What this task involves: Restate, word for word, all of the material shown below.

Collected data entries:
▼
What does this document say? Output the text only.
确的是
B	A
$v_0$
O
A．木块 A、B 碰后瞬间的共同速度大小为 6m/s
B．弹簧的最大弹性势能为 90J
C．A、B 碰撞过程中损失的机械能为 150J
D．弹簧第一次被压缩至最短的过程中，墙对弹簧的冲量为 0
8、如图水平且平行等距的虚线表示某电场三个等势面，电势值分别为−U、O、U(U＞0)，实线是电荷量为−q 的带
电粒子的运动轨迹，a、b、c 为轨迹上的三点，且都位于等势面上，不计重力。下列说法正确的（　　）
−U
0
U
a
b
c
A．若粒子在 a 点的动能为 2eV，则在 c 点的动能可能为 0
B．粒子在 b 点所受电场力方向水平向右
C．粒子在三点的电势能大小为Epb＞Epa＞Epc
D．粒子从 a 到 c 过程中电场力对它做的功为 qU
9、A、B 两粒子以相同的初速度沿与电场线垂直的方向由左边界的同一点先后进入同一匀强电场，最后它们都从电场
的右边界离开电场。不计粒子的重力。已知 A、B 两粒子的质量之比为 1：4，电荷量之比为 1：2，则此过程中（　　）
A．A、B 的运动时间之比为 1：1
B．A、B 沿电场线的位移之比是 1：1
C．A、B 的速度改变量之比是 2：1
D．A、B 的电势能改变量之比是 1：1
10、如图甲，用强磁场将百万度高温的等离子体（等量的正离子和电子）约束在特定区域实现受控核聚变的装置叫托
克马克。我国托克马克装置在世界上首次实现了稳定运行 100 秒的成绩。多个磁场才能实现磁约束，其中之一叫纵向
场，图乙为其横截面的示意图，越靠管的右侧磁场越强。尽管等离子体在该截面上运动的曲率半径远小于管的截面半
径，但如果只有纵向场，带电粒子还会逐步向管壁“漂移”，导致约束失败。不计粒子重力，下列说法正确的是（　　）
▲
The response:
What does this document say? Output the text only.
确的是
B	A
$v_0$
O
A．木块 A、B 碰后瞬间的共同速度大小为 6m/s
B．弹簧的最大弹性势能为 90J
C．A、B 碰撞过程中损失的机械能为 150J
D．弹簧第一次被压缩至最短的过程中，墙对弹簧的冲量为 0
8、如图水平且平行等距的虚线表示某电场三个等势面，电势值分别为−U、O、U(U＞0)，实线是电荷量为−q 的带
电粒子的运动轨迹，a、b、c 为轨迹上的三点，且都位于等势面上，不计重力。下列说法正确的（　　）
−U
0
U
a
b
c
A．若粒子在 a 点的动能为 2eV，则在 c 点的动能可能为 0
B．粒子在 b 点所受电场力方向水平向右
C．粒子在三点的电势能大小为Epb＞Epa＞Epc
D．粒子从 a 到 c 过程中电场力对它做的功为 qU
9、A、B 两粒子以相同的初速度沿与电场线垂直的方向由左边界的同一点先后进入同一匀强电场，最后它们都从电场
的右边界离开电场。不计粒子的重力。已知 A、B 两粒子的质量之比为 1：4，电荷量之比为 1：2，则此过程中（　　）
A．A、B 的运动时间之比为 1：1
B．A、B 沿电场线的位移之比是 1：1
C．A、B 的速度改变量之比是 2：1
D．A、B 的电势能改变量之比是 1：1
10、如图甲，用强磁场将百万度高温的等离子体（等量的正离子和电子）约束在特定区域实现受控核聚变的装置叫托
克马克。我国托克马克装置在世界上首次实现了稳定运行 100 秒的成绩。多个磁场才能实现磁约束，其中之一叫纵向
场，图乙为其横截面的示意图，越靠管的右侧磁场越强。尽管等离子体在该截面上运动的曲率半径远小于管的截面半
径，但如果只有纵向场，带电粒子还会逐步向管壁“漂移”，导致约束失败。不计粒子重力，下列说法正确的是（　　）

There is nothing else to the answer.